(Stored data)
-- start --
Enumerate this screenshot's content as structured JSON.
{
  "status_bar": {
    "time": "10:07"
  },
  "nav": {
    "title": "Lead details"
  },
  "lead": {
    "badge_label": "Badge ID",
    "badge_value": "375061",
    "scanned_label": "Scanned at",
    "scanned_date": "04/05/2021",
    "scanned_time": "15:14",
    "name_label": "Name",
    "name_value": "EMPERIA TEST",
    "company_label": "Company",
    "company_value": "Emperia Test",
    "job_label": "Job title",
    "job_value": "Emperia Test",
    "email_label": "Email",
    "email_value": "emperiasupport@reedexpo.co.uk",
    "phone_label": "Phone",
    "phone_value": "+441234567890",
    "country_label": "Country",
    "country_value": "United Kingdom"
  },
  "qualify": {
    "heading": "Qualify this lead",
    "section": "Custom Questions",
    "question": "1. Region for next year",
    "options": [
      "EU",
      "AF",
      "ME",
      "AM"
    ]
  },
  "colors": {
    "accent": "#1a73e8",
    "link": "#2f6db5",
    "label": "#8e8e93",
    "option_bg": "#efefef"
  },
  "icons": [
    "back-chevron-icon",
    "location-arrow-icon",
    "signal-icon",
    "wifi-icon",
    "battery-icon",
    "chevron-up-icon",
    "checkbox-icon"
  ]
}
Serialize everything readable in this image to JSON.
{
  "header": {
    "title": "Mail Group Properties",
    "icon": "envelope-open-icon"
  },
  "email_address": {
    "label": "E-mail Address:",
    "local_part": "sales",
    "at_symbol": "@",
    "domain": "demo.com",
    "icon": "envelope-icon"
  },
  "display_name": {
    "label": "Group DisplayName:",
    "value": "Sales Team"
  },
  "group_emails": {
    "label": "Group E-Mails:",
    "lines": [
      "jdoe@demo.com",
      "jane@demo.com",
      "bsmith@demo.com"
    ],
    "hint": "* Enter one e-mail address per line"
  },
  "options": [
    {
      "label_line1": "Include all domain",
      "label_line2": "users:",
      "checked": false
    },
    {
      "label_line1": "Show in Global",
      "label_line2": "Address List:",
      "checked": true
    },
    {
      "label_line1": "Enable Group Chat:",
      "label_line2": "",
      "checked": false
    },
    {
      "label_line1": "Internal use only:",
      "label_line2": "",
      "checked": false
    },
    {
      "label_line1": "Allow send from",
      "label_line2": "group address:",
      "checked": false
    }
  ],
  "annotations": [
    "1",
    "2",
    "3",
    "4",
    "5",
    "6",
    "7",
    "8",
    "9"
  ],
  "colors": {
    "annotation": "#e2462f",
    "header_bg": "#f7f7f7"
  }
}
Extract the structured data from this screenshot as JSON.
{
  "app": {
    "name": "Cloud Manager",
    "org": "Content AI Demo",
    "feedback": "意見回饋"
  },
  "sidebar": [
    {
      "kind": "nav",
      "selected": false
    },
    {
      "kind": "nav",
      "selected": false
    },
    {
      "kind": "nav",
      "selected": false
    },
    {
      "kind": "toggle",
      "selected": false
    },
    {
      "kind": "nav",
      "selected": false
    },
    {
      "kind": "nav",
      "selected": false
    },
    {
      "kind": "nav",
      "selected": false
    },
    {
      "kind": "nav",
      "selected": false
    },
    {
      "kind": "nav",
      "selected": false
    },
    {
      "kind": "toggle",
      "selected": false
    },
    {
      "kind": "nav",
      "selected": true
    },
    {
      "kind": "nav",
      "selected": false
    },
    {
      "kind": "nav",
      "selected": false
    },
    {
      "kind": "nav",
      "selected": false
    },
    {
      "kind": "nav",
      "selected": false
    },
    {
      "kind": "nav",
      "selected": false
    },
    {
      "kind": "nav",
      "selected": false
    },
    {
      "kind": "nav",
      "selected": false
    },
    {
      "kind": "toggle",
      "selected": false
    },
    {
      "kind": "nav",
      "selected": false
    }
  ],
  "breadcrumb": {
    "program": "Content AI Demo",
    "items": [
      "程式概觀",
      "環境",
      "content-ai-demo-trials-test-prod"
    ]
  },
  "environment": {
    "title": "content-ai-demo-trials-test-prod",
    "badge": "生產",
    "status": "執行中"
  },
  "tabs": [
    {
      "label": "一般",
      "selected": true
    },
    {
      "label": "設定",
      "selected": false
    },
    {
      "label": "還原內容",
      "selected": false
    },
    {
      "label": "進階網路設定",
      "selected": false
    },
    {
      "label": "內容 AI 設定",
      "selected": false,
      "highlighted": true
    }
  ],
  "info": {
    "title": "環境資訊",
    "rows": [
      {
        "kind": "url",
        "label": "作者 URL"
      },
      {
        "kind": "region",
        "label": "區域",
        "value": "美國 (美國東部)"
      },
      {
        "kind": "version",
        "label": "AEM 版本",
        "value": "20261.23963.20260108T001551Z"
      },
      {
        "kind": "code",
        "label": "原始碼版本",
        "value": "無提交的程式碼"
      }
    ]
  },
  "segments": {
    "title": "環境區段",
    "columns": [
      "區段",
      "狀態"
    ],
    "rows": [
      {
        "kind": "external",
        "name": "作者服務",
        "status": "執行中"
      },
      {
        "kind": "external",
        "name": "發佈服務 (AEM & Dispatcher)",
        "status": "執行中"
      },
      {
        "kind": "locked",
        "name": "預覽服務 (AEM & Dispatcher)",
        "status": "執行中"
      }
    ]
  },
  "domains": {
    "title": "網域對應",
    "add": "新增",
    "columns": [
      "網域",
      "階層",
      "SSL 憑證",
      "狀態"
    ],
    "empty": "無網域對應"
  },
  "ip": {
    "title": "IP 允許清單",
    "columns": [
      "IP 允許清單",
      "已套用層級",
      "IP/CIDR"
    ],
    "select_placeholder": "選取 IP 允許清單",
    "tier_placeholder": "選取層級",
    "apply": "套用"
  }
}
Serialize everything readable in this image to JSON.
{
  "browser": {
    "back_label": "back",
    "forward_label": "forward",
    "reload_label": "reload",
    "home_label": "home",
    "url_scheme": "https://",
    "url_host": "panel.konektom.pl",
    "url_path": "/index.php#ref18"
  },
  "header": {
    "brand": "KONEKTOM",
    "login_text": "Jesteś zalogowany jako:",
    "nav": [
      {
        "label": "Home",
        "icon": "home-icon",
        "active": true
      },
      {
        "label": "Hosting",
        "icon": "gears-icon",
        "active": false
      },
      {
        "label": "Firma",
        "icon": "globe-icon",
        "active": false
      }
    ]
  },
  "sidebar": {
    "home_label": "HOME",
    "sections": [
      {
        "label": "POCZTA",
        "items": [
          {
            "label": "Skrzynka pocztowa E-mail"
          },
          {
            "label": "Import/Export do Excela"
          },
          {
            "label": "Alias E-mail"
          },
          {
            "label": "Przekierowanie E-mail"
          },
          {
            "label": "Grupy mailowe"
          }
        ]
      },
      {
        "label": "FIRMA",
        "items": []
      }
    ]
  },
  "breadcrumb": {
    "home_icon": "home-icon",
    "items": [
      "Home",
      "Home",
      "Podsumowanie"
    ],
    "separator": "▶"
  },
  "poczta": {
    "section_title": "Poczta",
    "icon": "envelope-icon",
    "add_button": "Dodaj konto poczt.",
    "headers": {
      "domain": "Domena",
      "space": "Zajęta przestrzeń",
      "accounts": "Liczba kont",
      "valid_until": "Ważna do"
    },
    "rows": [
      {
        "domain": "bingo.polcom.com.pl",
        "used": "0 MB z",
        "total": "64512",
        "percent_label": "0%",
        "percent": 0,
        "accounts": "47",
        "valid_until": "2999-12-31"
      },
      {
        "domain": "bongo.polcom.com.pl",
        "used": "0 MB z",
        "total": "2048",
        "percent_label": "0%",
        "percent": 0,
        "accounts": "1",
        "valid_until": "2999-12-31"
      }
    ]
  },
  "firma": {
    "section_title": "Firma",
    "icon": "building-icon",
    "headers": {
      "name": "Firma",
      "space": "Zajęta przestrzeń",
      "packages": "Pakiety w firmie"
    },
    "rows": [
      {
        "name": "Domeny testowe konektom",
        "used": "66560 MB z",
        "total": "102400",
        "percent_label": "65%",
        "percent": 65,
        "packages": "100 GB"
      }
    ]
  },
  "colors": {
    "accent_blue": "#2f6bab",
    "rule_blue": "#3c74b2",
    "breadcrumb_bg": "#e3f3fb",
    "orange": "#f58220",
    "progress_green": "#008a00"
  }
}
-- end --
WHAT IS BEING ASKED | In the entries above, find each line with the word "this" and copy it.

ANSWER FOR THE TASK |
Enumerate this screenshot's content as structured JSON.
    "heading": "Qualify this lead",
Serialize everything readable in this image to JSON.
Extract the structured data from this screenshot as JSON.
Serialize everything readable in this image to JSON.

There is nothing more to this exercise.